**EXERCISE**
Answer with nothing except the number of lines that contain the word "Agricultural".

=====

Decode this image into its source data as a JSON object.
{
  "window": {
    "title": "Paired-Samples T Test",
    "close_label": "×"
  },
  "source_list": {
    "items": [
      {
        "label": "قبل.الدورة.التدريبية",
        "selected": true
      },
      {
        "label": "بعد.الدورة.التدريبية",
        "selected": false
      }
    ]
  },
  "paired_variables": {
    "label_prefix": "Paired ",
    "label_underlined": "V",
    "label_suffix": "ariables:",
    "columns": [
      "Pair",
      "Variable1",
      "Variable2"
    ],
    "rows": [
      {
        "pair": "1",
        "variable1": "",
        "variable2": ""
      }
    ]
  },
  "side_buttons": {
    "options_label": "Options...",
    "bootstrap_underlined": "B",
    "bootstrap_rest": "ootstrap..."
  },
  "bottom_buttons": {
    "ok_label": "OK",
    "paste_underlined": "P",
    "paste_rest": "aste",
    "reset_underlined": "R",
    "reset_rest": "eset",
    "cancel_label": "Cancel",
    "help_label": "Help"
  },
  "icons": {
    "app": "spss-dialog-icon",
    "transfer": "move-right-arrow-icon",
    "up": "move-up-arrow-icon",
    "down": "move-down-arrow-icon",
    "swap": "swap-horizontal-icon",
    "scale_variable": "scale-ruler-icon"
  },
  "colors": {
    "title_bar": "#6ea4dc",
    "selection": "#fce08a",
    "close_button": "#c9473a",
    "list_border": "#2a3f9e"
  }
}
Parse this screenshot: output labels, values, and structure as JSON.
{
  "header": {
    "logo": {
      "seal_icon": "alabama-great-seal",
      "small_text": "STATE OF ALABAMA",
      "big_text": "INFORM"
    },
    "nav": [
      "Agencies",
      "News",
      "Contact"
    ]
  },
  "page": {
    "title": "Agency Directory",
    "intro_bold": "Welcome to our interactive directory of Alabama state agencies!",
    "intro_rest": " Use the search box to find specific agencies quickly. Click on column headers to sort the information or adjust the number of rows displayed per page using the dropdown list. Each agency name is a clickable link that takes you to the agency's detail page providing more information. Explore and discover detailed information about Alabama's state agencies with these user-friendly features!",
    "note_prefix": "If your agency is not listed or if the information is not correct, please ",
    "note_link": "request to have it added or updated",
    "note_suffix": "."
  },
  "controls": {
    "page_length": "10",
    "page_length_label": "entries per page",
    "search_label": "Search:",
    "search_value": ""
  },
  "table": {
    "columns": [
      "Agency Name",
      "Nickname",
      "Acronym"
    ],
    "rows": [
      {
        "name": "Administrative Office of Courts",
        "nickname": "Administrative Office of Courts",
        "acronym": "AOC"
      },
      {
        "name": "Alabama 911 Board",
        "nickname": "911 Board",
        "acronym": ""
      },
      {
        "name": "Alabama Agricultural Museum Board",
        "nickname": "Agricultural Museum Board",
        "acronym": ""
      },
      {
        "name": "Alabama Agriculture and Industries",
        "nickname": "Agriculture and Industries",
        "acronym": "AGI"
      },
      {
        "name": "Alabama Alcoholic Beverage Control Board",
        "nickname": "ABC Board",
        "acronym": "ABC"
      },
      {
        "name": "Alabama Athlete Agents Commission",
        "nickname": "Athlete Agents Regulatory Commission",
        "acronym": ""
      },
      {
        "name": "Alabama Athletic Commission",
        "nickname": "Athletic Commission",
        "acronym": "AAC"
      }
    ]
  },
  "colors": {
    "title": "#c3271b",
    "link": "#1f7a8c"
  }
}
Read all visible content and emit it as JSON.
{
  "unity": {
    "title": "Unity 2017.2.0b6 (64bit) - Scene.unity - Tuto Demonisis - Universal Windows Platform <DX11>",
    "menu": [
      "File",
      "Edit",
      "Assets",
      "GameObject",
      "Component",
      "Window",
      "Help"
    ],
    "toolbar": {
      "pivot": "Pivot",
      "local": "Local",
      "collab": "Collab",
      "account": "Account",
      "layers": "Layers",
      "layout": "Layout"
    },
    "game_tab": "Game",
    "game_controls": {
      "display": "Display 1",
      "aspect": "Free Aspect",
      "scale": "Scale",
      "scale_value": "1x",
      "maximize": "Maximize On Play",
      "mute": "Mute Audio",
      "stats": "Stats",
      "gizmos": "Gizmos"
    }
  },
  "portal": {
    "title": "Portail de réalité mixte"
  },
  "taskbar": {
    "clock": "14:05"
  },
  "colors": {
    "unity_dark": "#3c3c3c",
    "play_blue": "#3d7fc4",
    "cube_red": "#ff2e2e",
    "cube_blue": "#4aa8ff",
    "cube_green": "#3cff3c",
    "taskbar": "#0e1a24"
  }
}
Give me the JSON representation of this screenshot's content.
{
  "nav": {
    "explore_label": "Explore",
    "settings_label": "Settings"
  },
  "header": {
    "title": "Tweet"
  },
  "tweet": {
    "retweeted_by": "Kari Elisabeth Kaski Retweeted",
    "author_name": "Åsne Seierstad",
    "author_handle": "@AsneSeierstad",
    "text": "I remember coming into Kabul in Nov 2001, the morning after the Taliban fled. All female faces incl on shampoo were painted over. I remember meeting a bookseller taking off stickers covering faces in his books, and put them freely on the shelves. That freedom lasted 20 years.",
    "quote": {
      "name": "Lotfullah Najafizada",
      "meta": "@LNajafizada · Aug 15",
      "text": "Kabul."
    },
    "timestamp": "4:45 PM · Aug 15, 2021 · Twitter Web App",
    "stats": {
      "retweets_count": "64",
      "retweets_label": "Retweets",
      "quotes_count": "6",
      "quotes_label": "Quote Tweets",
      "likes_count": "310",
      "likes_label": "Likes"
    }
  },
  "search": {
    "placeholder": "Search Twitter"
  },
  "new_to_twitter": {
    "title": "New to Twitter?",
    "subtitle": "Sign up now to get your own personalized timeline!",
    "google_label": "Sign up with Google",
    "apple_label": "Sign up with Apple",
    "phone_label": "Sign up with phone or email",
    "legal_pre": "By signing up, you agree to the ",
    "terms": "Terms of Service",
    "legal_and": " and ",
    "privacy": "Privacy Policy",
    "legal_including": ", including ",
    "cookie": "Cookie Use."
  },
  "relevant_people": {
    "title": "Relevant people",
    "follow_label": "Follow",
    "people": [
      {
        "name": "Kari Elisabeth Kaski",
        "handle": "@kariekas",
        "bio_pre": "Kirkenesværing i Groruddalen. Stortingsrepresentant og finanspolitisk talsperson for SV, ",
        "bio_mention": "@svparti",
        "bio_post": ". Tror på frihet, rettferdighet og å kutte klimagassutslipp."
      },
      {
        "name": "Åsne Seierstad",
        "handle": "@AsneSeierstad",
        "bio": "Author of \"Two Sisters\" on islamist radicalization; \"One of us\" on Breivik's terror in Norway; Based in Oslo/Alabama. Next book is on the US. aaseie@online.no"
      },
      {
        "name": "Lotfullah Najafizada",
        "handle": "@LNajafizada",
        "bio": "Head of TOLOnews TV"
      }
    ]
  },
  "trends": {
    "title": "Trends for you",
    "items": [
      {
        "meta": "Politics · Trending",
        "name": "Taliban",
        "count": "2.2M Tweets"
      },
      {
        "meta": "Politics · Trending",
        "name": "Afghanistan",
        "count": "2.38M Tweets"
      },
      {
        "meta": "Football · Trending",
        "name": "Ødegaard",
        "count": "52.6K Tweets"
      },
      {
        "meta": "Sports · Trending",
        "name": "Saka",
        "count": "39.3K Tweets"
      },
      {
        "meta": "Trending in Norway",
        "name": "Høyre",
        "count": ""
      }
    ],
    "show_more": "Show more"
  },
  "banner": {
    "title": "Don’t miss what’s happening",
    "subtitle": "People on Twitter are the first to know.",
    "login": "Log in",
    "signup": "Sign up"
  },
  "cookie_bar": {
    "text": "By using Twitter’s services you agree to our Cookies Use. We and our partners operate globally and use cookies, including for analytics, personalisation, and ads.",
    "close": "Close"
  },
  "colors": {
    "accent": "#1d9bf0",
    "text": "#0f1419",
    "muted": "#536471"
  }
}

=====

**COMPLETE RESPONSE**
2